_BRIEF_
Check every line below for the string "Alpes", and copy the lines that contain it.

[Data entries]
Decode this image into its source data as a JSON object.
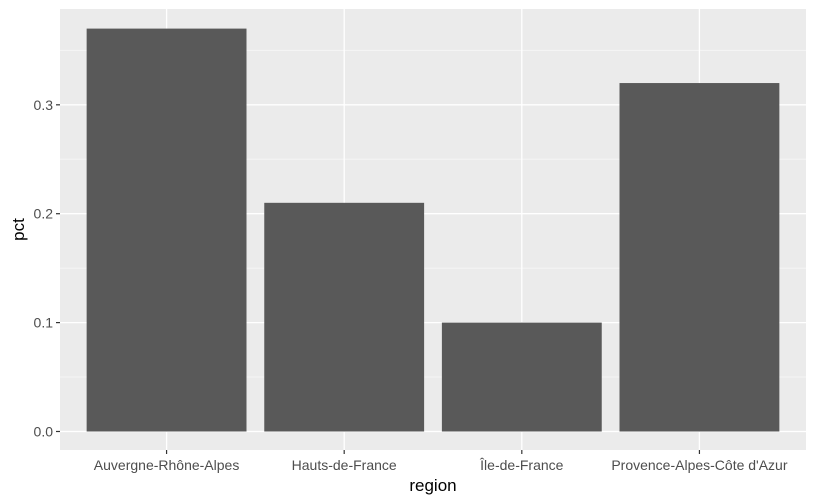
{
  "chart_data": {
    "type": "bar",
    "title": "",
    "xlabel": "region",
    "ylabel": "pct",
    "categories": [
      "Auvergne-Rhône-Alpes",
      "Hauts-de-France",
      "Île-de-France",
      "Provence-Alpes-Côte d'Azur"
    ],
    "values": [
      0.37,
      0.21,
      0.1,
      0.32
    ],
    "ylim": [
      -0.017,
      0.388
    ],
    "y_ticks": [
      0.0,
      0.1,
      0.2,
      0.3
    ],
    "y_tick_labels": [
      "0.0",
      "0.1",
      "0.2",
      "0.3"
    ],
    "grid": true,
    "legend": "none",
    "colors": {
      "bar": "#595959",
      "panel_background": "#ebebeb",
      "grid_major": "#ffffff",
      "grid_minor": "#f5f5f5",
      "tick_mark": "#333333"
    }
  }
}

_EXERCISE RESPONSE_
      "Auvergne-Rhône-Alpes",
      "Provence-Alpes-Côte d'Azur"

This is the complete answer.